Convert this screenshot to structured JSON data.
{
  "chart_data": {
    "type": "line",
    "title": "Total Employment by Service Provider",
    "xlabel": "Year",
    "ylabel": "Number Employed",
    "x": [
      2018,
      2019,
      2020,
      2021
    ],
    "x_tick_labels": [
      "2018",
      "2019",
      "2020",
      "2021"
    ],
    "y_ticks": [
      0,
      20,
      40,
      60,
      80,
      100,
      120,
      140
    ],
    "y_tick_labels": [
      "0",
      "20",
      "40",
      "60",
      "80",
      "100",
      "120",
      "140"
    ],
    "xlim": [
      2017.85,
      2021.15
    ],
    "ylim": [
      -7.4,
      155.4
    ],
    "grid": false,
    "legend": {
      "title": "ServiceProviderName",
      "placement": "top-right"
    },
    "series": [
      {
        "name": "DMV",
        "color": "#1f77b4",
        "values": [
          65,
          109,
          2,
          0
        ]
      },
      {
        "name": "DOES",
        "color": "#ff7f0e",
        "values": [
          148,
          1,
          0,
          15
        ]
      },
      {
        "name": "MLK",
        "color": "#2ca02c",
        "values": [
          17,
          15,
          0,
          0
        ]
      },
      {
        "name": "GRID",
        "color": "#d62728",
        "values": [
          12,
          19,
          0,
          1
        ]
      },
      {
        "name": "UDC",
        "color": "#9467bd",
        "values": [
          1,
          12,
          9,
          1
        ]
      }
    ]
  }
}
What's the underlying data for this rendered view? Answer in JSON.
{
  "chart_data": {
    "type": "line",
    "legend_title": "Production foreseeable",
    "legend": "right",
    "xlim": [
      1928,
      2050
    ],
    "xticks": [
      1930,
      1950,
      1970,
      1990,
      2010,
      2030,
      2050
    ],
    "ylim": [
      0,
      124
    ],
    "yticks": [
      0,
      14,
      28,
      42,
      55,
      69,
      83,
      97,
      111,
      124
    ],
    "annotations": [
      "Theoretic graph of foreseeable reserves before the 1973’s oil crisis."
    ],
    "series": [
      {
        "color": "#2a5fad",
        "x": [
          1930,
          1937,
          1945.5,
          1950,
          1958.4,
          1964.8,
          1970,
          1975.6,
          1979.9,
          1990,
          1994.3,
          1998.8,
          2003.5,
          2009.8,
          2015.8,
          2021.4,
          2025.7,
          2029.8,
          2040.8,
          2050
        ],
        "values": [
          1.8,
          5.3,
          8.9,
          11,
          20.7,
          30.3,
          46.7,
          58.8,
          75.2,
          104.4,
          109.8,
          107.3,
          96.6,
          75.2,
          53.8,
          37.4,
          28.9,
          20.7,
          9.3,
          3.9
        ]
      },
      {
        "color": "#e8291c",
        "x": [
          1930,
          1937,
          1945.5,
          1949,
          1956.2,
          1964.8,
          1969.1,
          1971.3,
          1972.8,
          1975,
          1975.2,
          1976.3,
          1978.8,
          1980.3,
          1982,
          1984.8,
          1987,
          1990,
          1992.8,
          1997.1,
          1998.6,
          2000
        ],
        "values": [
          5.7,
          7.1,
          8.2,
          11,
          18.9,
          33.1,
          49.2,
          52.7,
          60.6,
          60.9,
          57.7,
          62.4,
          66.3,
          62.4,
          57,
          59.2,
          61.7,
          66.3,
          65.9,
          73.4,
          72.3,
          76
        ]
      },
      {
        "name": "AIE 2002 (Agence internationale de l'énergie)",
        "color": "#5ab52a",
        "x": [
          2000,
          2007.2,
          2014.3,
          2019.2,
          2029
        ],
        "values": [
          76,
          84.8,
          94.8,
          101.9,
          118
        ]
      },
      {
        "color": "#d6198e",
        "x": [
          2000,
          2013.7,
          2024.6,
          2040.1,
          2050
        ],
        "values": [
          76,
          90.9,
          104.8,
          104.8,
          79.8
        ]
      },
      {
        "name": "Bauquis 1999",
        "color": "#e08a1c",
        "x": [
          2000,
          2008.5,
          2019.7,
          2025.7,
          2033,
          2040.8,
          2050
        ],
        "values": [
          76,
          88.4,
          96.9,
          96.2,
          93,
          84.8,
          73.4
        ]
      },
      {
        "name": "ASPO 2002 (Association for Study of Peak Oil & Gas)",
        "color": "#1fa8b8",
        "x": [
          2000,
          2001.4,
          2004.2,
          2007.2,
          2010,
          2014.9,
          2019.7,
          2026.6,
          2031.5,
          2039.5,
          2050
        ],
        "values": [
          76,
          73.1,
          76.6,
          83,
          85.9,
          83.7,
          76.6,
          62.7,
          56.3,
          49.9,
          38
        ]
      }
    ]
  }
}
+---+
* [Required task]: Which lines in the data above contain "JSON"? Show each one.

* [Answer below]:
Convert this screenshot to structured JSON data.
What's the underlying data for this rendered view? Answer in JSON.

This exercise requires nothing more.